(Saved data entries)
● ● ● ● ● ● ●

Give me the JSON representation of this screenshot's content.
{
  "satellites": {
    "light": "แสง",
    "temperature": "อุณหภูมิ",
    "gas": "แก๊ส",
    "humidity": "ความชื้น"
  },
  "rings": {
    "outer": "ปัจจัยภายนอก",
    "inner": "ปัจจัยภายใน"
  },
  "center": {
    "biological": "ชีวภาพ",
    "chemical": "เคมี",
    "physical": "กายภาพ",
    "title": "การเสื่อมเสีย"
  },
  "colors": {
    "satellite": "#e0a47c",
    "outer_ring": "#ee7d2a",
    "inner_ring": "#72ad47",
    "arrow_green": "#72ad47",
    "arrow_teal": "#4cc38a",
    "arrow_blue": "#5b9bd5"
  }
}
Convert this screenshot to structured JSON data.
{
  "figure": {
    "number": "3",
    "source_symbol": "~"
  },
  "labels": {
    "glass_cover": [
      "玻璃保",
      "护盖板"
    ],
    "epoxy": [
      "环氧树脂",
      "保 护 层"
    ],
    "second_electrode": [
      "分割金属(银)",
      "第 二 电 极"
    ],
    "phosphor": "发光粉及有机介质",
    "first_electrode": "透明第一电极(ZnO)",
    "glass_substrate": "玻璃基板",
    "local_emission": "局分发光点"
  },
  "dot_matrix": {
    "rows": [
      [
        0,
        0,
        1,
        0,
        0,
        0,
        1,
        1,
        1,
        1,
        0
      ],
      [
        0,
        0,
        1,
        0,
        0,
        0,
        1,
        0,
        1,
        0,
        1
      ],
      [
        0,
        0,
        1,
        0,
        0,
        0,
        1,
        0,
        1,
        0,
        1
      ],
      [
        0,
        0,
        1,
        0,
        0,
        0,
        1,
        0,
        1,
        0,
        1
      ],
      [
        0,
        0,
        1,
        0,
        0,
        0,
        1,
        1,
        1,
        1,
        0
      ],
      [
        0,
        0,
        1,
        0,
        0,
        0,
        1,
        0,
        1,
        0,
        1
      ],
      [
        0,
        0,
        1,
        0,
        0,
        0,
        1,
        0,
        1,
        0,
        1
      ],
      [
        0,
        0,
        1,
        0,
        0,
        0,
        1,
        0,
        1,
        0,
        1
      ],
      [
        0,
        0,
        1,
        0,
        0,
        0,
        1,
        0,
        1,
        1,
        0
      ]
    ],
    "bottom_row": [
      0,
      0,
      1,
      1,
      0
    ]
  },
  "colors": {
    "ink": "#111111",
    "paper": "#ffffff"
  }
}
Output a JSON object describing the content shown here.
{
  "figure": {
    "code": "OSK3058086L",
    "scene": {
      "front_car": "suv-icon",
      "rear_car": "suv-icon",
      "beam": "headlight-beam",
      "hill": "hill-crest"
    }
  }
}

● ● ● ● ● ● ●

Read through the entries and copy every line that includes "JSON".

Give me the JSON representation of this screenshot's content.
Convert this screenshot to structured JSON data.
Output a JSON object describing the content shown here.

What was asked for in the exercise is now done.